▶ **Task description**:
Every line below that mentions the word "citizenship" should be copied out.

━━ Exercise inputs ━━

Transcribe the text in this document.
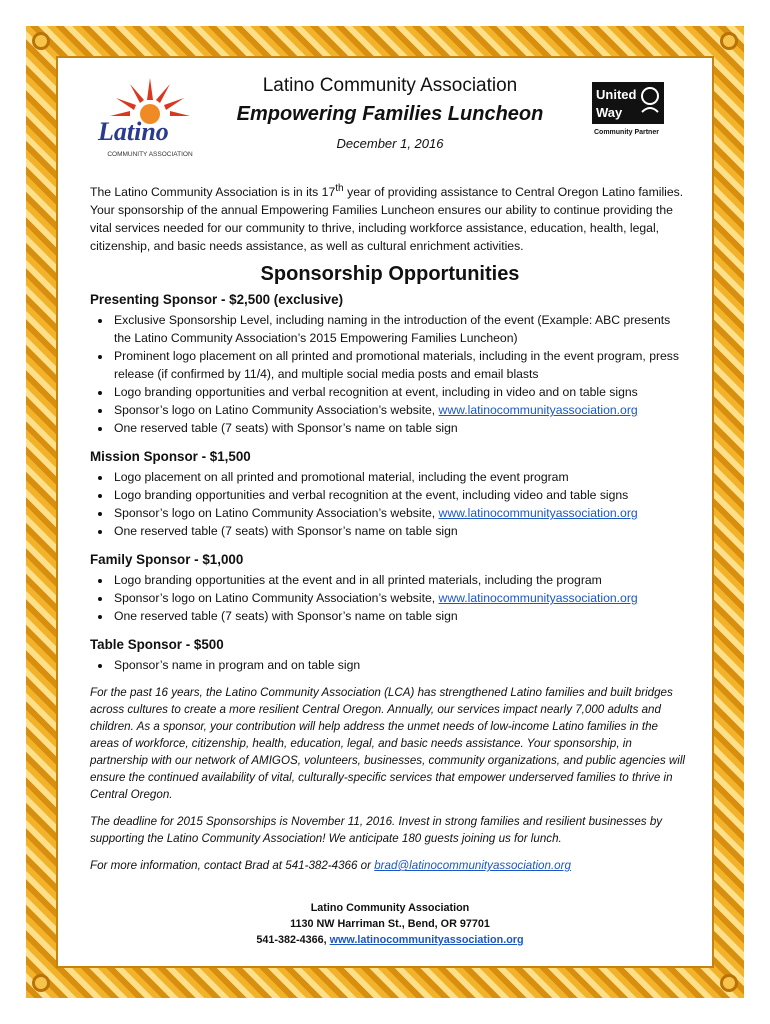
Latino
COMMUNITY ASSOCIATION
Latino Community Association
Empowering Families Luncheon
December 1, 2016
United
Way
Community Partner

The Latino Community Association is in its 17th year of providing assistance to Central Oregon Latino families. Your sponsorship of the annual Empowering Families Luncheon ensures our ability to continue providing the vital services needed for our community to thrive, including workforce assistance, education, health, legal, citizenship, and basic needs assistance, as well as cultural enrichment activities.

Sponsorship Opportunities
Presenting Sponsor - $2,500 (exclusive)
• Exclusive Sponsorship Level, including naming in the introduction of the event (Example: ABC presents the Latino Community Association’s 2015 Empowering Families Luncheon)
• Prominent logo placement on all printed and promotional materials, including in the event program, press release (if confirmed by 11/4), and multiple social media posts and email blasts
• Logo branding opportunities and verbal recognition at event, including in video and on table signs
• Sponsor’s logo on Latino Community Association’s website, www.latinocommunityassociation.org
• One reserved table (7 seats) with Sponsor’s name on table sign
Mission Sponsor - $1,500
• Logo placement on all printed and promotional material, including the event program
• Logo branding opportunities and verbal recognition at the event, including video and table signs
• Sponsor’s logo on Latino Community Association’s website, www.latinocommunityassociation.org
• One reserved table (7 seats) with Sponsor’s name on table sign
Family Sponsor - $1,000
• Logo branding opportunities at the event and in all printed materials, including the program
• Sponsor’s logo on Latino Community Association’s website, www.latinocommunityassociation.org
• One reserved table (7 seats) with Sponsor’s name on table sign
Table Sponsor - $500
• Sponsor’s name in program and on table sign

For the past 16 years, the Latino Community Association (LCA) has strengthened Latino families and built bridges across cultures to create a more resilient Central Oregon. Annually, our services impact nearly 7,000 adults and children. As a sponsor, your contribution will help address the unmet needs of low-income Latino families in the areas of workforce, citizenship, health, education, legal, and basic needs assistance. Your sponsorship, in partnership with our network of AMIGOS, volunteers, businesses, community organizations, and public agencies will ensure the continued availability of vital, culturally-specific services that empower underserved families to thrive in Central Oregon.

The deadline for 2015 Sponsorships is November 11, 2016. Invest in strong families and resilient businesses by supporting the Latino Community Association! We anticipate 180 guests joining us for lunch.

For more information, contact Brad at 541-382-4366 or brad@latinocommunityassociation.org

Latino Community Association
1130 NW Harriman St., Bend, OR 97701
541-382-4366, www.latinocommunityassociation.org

━━━
━━ Exercise inputs ━━

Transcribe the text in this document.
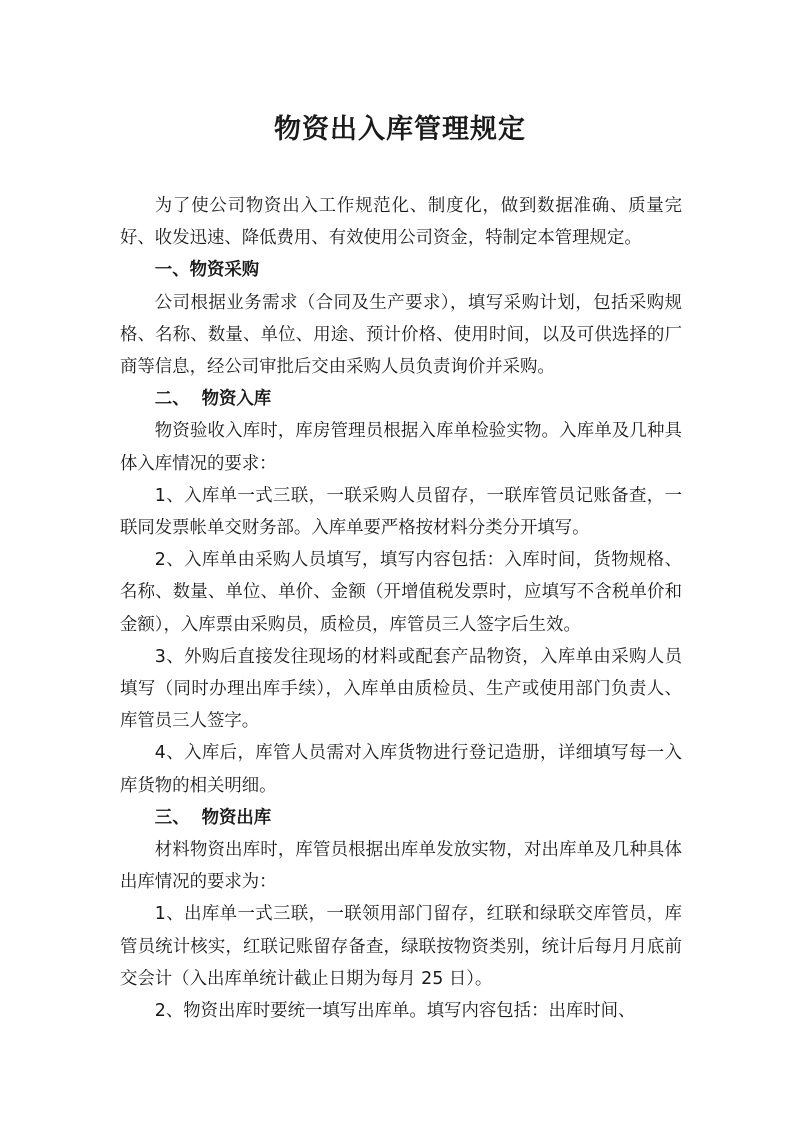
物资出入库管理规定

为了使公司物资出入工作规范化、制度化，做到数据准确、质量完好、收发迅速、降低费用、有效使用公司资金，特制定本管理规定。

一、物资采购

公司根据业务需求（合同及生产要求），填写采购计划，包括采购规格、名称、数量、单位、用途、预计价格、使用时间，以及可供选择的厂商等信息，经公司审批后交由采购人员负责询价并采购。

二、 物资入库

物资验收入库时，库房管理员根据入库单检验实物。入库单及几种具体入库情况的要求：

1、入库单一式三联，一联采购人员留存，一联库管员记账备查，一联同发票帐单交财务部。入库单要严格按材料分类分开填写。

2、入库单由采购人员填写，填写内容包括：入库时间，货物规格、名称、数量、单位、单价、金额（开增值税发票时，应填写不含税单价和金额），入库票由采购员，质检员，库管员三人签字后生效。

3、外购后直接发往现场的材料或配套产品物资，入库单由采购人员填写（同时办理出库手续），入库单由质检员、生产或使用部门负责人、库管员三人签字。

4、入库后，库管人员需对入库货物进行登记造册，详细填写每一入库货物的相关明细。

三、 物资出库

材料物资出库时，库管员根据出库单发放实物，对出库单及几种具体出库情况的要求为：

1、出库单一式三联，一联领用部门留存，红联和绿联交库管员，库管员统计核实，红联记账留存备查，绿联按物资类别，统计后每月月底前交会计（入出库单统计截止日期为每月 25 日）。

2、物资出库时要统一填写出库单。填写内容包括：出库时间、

━━━

▶ **Written answer**:
The Latino Community Association is in its 17th year of providing assistance to Central Oregon Latino families. Your sponsorship of the annual Empowering Families Luncheon ensures our ability to continue providing the vital services needed for our community to thrive, including workforce assistance, education, health, legal, citizenship, and basic needs assistance, as well as cultural enrichment activities.
For the past 16 years, the Latino Community Association (LCA) has strengthened Latino families and built bridges across cultures to create a more resilient Central Oregon. Annually, our services impact nearly 7,000 adults and children. As a sponsor, your contribution will help address the unmet needs of low-income Latino families in the areas of workforce, citizenship, health, education, legal, and basic needs assistance. Your sponsorship, in partnership with our network of AMIGOS, volunteers, businesses, community organizations, and public agencies will ensure the continued availability of vital, culturally-specific services that empower underserved families to thrive in Central Oregon.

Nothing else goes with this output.